# Given records
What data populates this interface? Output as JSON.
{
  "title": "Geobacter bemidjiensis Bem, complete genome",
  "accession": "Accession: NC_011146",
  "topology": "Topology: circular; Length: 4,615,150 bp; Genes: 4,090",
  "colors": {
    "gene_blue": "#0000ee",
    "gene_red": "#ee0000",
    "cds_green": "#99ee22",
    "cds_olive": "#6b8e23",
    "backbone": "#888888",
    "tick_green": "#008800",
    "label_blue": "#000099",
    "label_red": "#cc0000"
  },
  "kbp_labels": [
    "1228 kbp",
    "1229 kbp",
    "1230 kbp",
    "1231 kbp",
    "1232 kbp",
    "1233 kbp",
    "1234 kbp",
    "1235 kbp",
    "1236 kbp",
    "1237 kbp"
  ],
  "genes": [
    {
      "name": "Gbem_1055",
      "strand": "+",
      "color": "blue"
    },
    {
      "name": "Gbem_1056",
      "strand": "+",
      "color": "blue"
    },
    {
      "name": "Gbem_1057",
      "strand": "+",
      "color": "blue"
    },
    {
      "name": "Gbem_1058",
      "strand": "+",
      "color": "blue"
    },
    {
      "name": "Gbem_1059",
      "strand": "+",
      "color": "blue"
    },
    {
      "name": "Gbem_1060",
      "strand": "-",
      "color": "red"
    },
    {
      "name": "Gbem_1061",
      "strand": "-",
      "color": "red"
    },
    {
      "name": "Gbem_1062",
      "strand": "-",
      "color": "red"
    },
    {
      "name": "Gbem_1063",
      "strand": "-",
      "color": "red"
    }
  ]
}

# Assigned task
All of the data above should be duplicated exactly.

# Answer space
What data populates this interface? Output as JSON.
{
  "title": "Geobacter bemidjiensis Bem, complete genome",
  "accession": "Accession: NC_011146",
  "topology": "Topology: circular; Length: 4,615,150 bp; Genes: 4,090",
  "colors": {
    "gene_blue": "#0000ee",
    "gene_red": "#ee0000",
    "cds_green": "#99ee22",
    "cds_olive": "#6b8e23",
    "backbone": "#888888",
    "tick_green": "#008800",
    "label_blue": "#000099",
    "label_red": "#cc0000"
  },
  "kbp_labels": [
    "1228 kbp",
    "1229 kbp",
    "1230 kbp",
    "1231 kbp",
    "1232 kbp",
    "1233 kbp",
    "1234 kbp",
    "1235 kbp",
    "1236 kbp",
    "1237 kbp"
  ],
  "genes": [
    {
      "name": "Gbem_1055",
      "strand": "+",
      "color": "blue"
    },
    {
      "name": "Gbem_1056",
      "strand": "+",
      "color": "blue"
    },
    {
      "name": "Gbem_1057",
      "strand": "+",
      "color": "blue"
    },
    {
      "name": "Gbem_1058",
      "strand": "+",
      "color": "blue"
    },
    {
      "name": "Gbem_1059",
      "strand": "+",
      "color": "blue"
    },
    {
      "name": "Gbem_1060",
      "strand": "-",
      "color": "red"
    },
    {
      "name": "Gbem_1061",
      "strand": "-",
      "color": "red"
    },
    {
      "name": "Gbem_1062",
      "strand": "-",
      "color": "red"
    },
    {
      "name": "Gbem_1063",
      "strand": "-",
      "color": "red"
    }
  ]
}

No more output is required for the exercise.